### Problem
All entries are to be quoted exactly; the images stay out of the copy.
# START OF Supplied records
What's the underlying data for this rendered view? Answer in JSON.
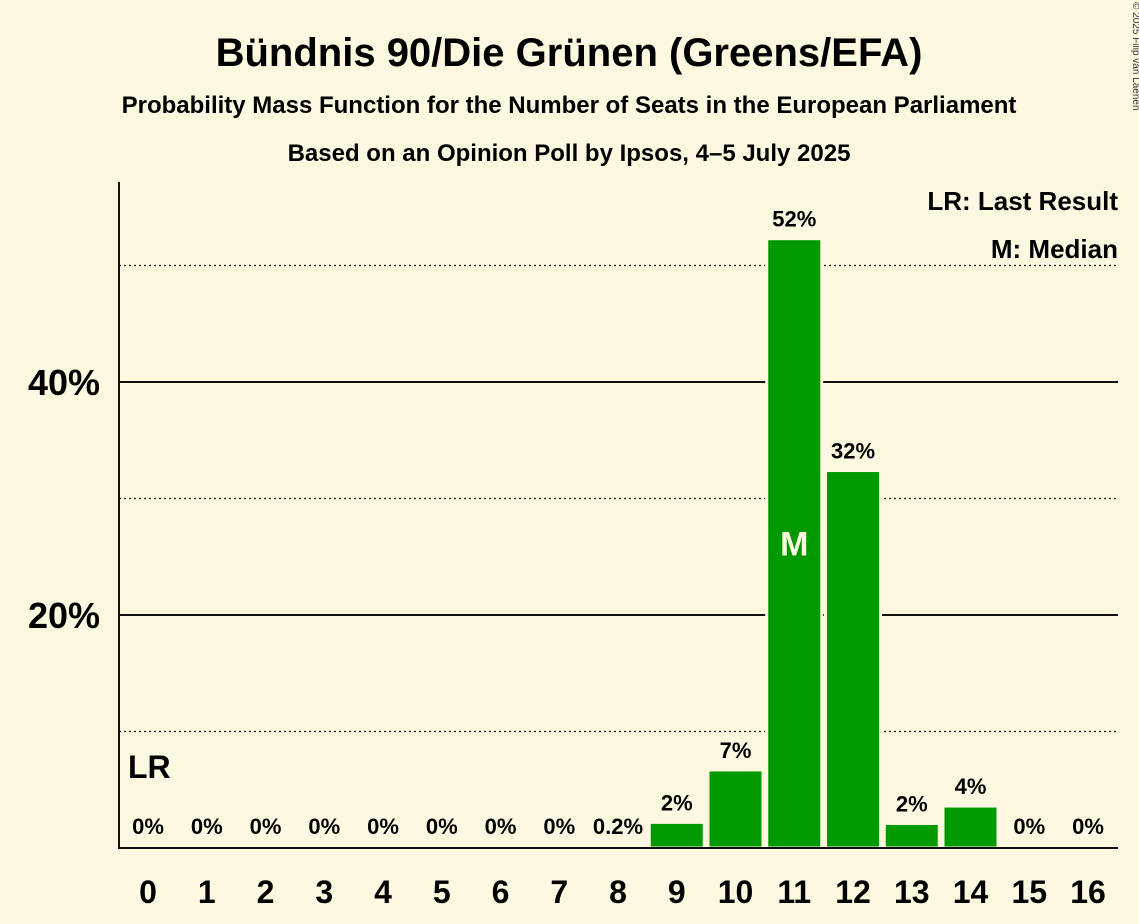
{
  "chart_data": {
    "type": "bar",
    "title": "Bündnis 90/Die Grünen (Greens/EFA)",
    "subtitle": "Probability Mass Function for the Number of Seats in the European Parliament",
    "subtitle2": "Based on an Opinion Poll by Ipsos, 4–5 July 2025",
    "categories": [
      "0",
      "1",
      "2",
      "3",
      "4",
      "5",
      "6",
      "7",
      "8",
      "9",
      "10",
      "11",
      "12",
      "13",
      "14",
      "15",
      "16"
    ],
    "values": [
      0,
      0,
      0,
      0,
      0,
      0,
      0,
      0,
      0.2,
      2.2,
      6.7,
      52.3,
      32.4,
      2.1,
      3.6,
      0,
      0
    ],
    "labels": [
      "0%",
      "0%",
      "0%",
      "0%",
      "0%",
      "0%",
      "0%",
      "0%",
      "0.2%",
      "2%",
      "7%",
      "52%",
      "32%",
      "2%",
      "4%",
      "0%",
      "0%"
    ],
    "xlabel": "",
    "ylabel": "",
    "ylim": [
      0,
      57
    ],
    "yticks": [
      {
        "value": 20,
        "label": "20%"
      },
      {
        "value": 40,
        "label": "40%"
      }
    ],
    "minor_gridlines": [
      10,
      30,
      50
    ],
    "major_gridlines": [
      20,
      40
    ],
    "last_result_seat": 0,
    "last_result_marker": "LR",
    "median_seat": 11,
    "median_marker": "M",
    "legend": [
      "LR: Last Result",
      "M: Median"
    ],
    "legend_position": "top-right",
    "bar_color": "#009900",
    "background_color": "#FFF8E1",
    "copyright": "© 2025 Filip van Laenen"
  }
}
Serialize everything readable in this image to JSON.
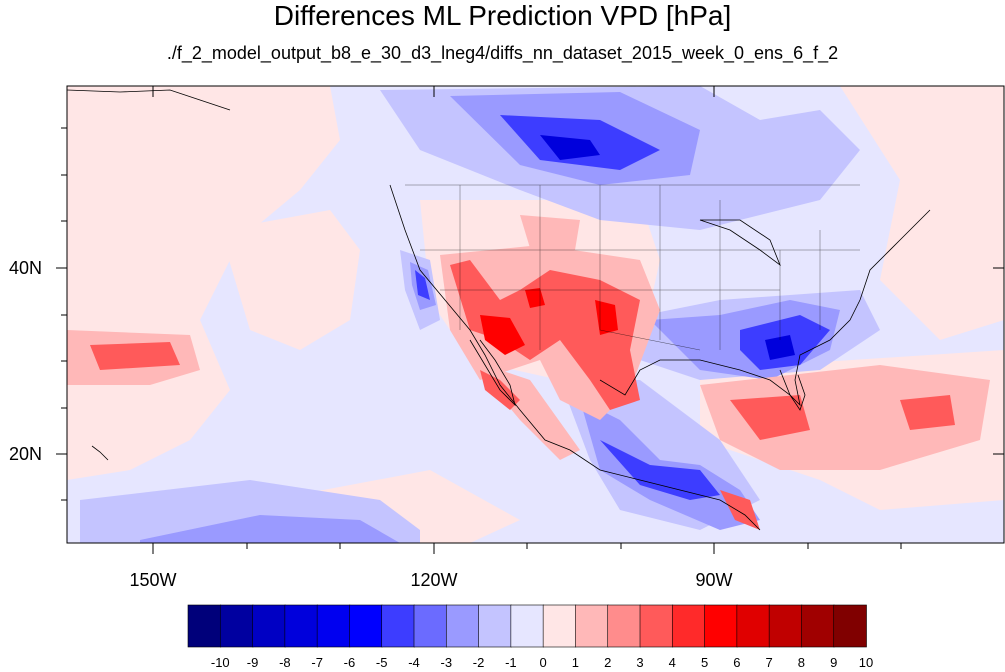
{
  "title": "Differences ML Prediction VPD [hPa]",
  "subtitle": "./f_2_model_output_b8_e_30_d3_lneg4/diffs_nn_dataset_2015_week_0_ens_6_f_2",
  "map": {
    "lat_labels": [
      "40N",
      "20N"
    ],
    "lon_labels": [
      "150W",
      "120W",
      "90W"
    ]
  },
  "colorbar": {
    "labels": [
      "-10",
      "-9",
      "-8",
      "-7",
      "-6",
      "-5",
      "-4",
      "-3",
      "-2",
      "-1",
      "0",
      "1",
      "2",
      "3",
      "4",
      "5",
      "6",
      "7",
      "8",
      "9",
      "10"
    ],
    "colors": [
      "#00007a",
      "#0000a0",
      "#0000c4",
      "#0000dc",
      "#0000f0",
      "#0000ff",
      "#3d3dff",
      "#6b6bff",
      "#9a9aff",
      "#c4c4ff",
      "#e6e6ff",
      "#ffe6e6",
      "#ffb8b8",
      "#ff8c8c",
      "#ff5a5a",
      "#ff2a2a",
      "#ff0000",
      "#e00000",
      "#c00000",
      "#a00000",
      "#800000"
    ]
  },
  "colors": {
    "background_light_blue": "#e6e6ff",
    "background_light_pink": "#ffe6e6"
  }
}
# END OF Supplied records
### Task solution
What's the underlying data for this rendered view? Answer in JSON.
{
  "chart_data": {
    "type": "bar",
    "title": "Bündnis 90/Die Grünen (Greens/EFA)",
    "subtitle": "Probability Mass Function for the Number of Seats in the European Parliament",
    "subtitle2": "Based on an Opinion Poll by Ipsos, 4–5 July 2025",
    "categories": [
      "0",
      "1",
      "2",
      "3",
      "4",
      "5",
      "6",
      "7",
      "8",
      "9",
      "10",
      "11",
      "12",
      "13",
      "14",
      "15",
      "16"
    ],
    "values": [
      0,
      0,
      0,
      0,
      0,
      0,
      0,
      0,
      0.2,
      2.2,
      6.7,
      52.3,
      32.4,
      2.1,
      3.6,
      0,
      0
    ],
    "labels": [
      "0%",
      "0%",
      "0%",
      "0%",
      "0%",
      "0%",
      "0%",
      "0%",
      "0.2%",
      "2%",
      "7%",
      "52%",
      "32%",
      "2%",
      "4%",
      "0%",
      "0%"
    ],
    "xlabel": "",
    "ylabel": "",
    "ylim": [
      0,
      57
    ],
    "yticks": [
      {
        "value": 20,
        "label": "20%"
      },
      {
        "value": 40,
        "label": "40%"
      }
    ],
    "minor_gridlines": [
      10,
      30,
      50
    ],
    "major_gridlines": [
      20,
      40
    ],
    "last_result_seat": 0,
    "last_result_marker": "LR",
    "median_seat": 11,
    "median_marker": "M",
    "legend": [
      "LR: Last Result",
      "M: Median"
    ],
    "legend_position": "top-right",
    "bar_color": "#009900",
    "background_color": "#FFF8E1",
    "copyright": "© 2025 Filip van Laenen"
  }
}
Serialize everything readable in this image to JSON.
{
  "title": "Differences ML Prediction VPD [hPa]",
  "subtitle": "./f_2_model_output_b8_e_30_d3_lneg4/diffs_nn_dataset_2015_week_0_ens_6_f_2",
  "map": {
    "lat_labels": [
      "40N",
      "20N"
    ],
    "lon_labels": [
      "150W",
      "120W",
      "90W"
    ]
  },
  "colorbar": {
    "labels": [
      "-10",
      "-9",
      "-8",
      "-7",
      "-6",
      "-5",
      "-4",
      "-3",
      "-2",
      "-1",
      "0",
      "1",
      "2",
      "3",
      "4",
      "5",
      "6",
      "7",
      "8",
      "9",
      "10"
    ],
    "colors": [
      "#00007a",
      "#0000a0",
      "#0000c4",
      "#0000dc",
      "#0000f0",
      "#0000ff",
      "#3d3dff",
      "#6b6bff",
      "#9a9aff",
      "#c4c4ff",
      "#e6e6ff",
      "#ffe6e6",
      "#ffb8b8",
      "#ff8c8c",
      "#ff5a5a",
      "#ff2a2a",
      "#ff0000",
      "#e00000",
      "#c00000",
      "#a00000",
      "#800000"
    ]
  },
  "colors": {
    "background_light_blue": "#e6e6ff",
    "background_light_pink": "#ffe6e6"
  }
}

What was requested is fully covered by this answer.